--- start STORED DATA ---

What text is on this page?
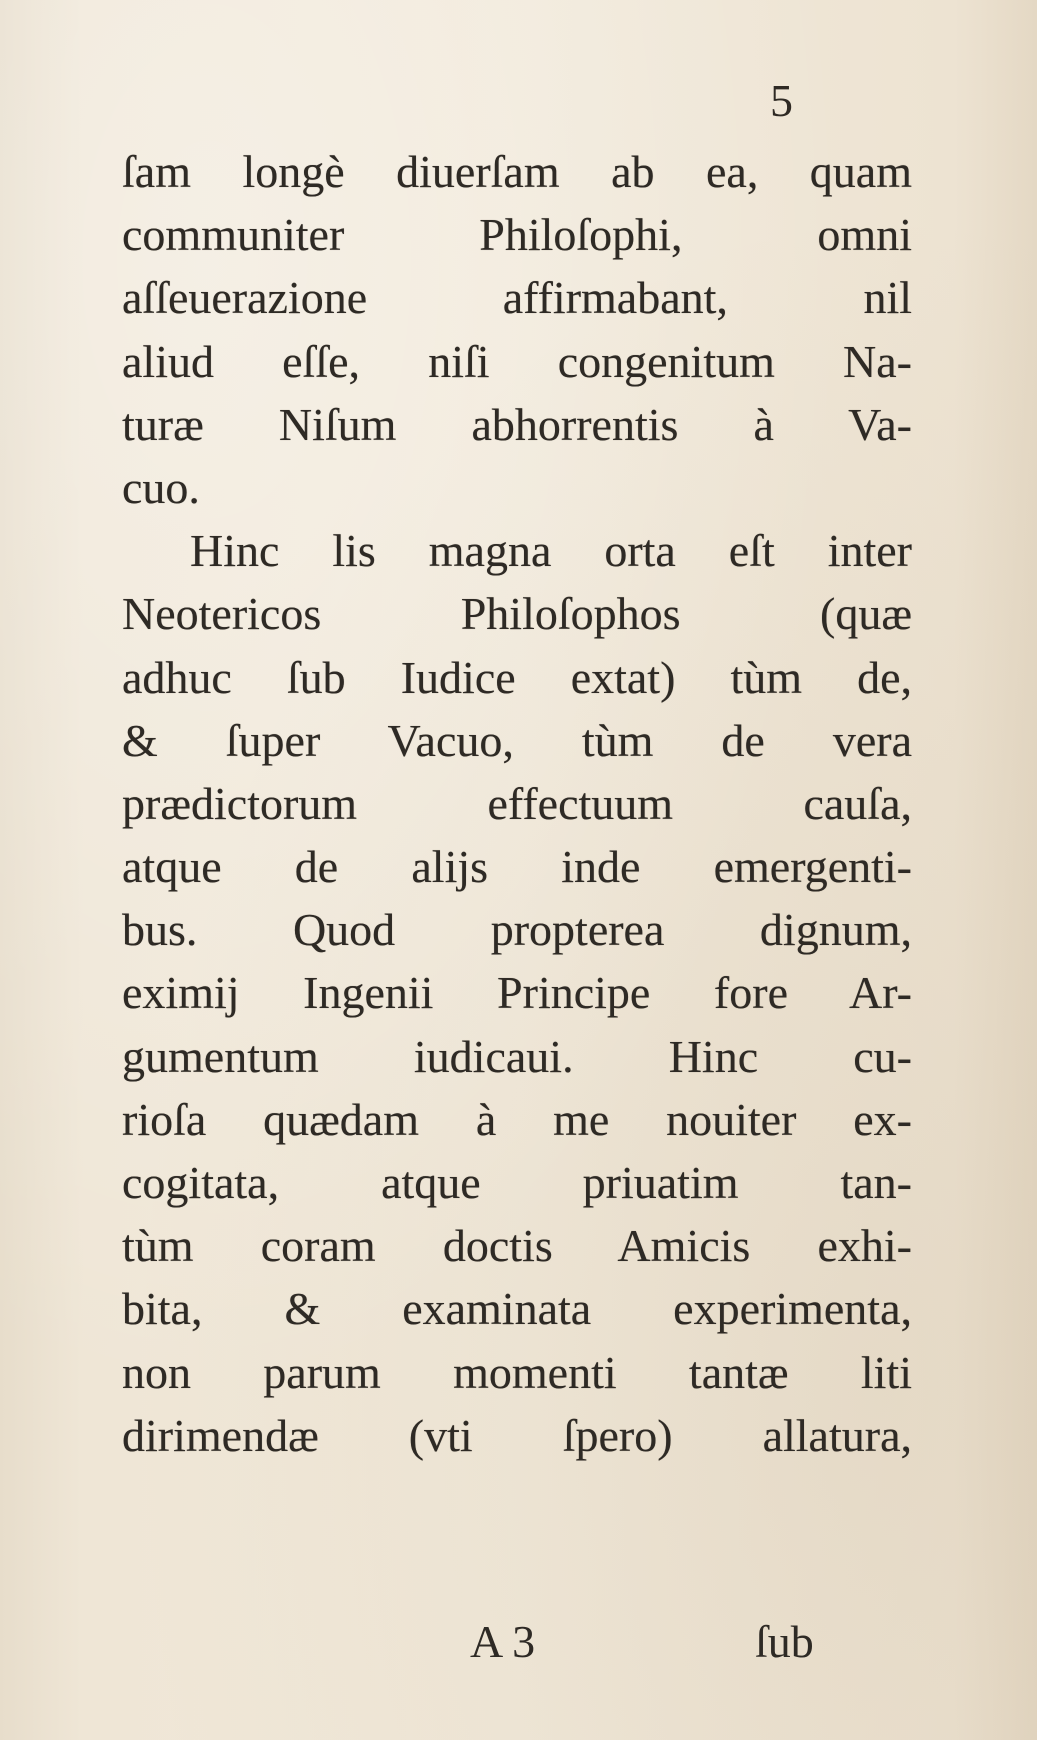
5
ſam longè diuerſam ab ea, quam
communiter Philoſophi, omni
aſſeuerazione affirmabant, nil
aliud eſſe, niſi congenitum Na-
turæ Niſum abhorrentis à Va-
cuo.
Hinc lis magna orta eſt inter
Neotericos Philoſophos (quæ
adhuc ſub Iudice extat) tùm de,
& ſuper Vacuo, tùm de vera
prædictorum effectuum cauſa,
atque de alijs inde emergenti-
bus. Quod propterea dignum,
eximij Ingenii Principe fore Ar-
gumentum iudicaui. Hinc cu-
rioſa quædam à me nouiter ex-
cogitata, atque priuatim tan-
tùm coram doctis Amicis exhi-
bita, & examinata experimenta,
non parum momenti tantæ liti
dirimendæ (vti ſpero) allatura,
A 3	ſub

--- end STORED DATA ---

# [TASK DETAILS]
Your answer should be a single number: the count of lines in the entries that contain the word "Hinc".

# [ANSWER IN FULL]
2